EXTRACTED MATERIAL:
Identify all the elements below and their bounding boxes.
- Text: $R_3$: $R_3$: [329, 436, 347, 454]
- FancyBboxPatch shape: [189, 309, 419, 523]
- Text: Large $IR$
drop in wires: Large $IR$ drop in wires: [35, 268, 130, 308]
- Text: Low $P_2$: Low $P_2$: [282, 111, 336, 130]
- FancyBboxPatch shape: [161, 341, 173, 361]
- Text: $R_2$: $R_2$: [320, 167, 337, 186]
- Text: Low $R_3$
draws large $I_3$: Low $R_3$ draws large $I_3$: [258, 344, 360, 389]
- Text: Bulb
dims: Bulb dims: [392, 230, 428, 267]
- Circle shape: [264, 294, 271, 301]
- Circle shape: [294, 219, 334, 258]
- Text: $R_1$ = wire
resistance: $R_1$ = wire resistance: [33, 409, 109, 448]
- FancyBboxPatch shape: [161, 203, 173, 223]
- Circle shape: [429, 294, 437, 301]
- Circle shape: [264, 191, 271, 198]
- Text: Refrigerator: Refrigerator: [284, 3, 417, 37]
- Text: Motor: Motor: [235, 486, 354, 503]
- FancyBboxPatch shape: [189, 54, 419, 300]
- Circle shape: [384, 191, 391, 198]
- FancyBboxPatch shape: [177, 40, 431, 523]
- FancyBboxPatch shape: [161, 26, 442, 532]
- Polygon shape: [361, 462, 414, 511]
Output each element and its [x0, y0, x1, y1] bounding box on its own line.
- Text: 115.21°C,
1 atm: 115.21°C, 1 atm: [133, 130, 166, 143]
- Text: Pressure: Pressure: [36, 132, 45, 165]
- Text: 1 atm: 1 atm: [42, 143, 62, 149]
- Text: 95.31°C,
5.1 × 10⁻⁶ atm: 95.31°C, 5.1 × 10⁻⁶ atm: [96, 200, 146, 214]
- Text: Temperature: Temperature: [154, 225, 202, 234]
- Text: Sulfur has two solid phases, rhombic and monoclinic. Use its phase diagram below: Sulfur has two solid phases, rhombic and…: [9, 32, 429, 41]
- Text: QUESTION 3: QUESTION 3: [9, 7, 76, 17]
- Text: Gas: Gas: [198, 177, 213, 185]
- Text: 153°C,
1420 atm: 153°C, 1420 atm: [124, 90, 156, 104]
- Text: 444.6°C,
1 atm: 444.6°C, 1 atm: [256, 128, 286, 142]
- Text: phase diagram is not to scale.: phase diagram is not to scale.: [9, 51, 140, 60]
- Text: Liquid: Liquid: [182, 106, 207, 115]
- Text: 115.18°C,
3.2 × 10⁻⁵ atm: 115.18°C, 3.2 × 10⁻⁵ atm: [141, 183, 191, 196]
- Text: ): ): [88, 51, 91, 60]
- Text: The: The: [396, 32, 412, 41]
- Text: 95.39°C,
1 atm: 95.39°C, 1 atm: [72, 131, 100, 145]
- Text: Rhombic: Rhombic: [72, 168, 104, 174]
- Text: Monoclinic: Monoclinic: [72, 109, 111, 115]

WORK TO DO:
Could you copy every line of the listing above, word for word and unchanged, from the first line to the last?

WRITTEN ANSWER:
Identify all the elements below and their bounding boxes.
- Text: $R_3$: $R_3$: [329, 436, 347, 454]
- FancyBboxPatch shape: [189, 309, 419, 523]
- Text: Large $IR$
drop in wires: Large $IR$ drop in wires: [35, 268, 130, 308]
- Text: Low $P_2$: Low $P_2$: [282, 111, 336, 130]
- FancyBboxPatch shape: [161, 341, 173, 361]
- Text: $R_2$: $R_2$: [320, 167, 337, 186]
- Text: Low $R_3$
draws large $I_3$: Low $R_3$ draws large $I_3$: [258, 344, 360, 389]
- Text: Bulb
dims: Bulb dims: [392, 230, 428, 267]
- Circle shape: [264, 294, 271, 301]
- Circle shape: [294, 219, 334, 258]
- Text: $R_1$ = wire
resistance: $R_1$ = wire resistance: [33, 409, 109, 448]
- FancyBboxPatch shape: [161, 203, 173, 223]
- Circle shape: [429, 294, 437, 301]
- Circle shape: [264, 191, 271, 198]
- Text: Refrigerator: Refrigerator: [284, 3, 417, 37]
- Text: Motor: Motor: [235, 486, 354, 503]
- FancyBboxPatch shape: [189, 54, 419, 300]
- Circle shape: [384, 191, 391, 198]
- FancyBboxPatch shape: [177, 40, 431, 523]
- FancyBboxPatch shape: [161, 26, 442, 532]
- Polygon shape: [361, 462, 414, 511]
Output each element and its [x0, y0, x1, y1] bounding box on its own line.
- Text: 115.21°C,
1 atm: 115.21°C, 1 atm: [133, 130, 166, 143]
- Text: Pressure: Pressure: [36, 132, 45, 165]
- Text: 1 atm: 1 atm: [42, 143, 62, 149]
- Text: 95.31°C,
5.1 × 10⁻⁶ atm: 95.31°C, 5.1 × 10⁻⁶ atm: [96, 200, 146, 214]
- Text: Temperature: Temperature: [154, 225, 202, 234]
- Text: Sulfur has two solid phases, rhombic and monoclinic. Use its phase diagram below: Sulfur has two solid phases, rhombic and…: [9, 32, 429, 41]
- Text: QUESTION 3: QUESTION 3: [9, 7, 76, 17]
- Text: Gas: Gas: [198, 177, 213, 185]
- Text: 153°C,
1420 atm: 153°C, 1420 atm: [124, 90, 156, 104]
- Text: 444.6°C,
1 atm: 444.6°C, 1 atm: [256, 128, 286, 142]
- Text: phase diagram is not to scale.: phase diagram is not to scale.: [9, 51, 140, 60]
- Text: Liquid: Liquid: [182, 106, 207, 115]
- Text: 115.18°C,
3.2 × 10⁻⁵ atm: 115.18°C, 3.2 × 10⁻⁵ atm: [141, 183, 191, 196]
- Text: ): ): [88, 51, 91, 60]
- Text: The: The: [396, 32, 412, 41]
- Text: 95.39°C,
1 atm: 95.39°C, 1 atm: [72, 131, 100, 145]
- Text: Rhombic: Rhombic: [72, 168, 104, 174]
- Text: Monoclinic: Monoclinic: [72, 109, 111, 115]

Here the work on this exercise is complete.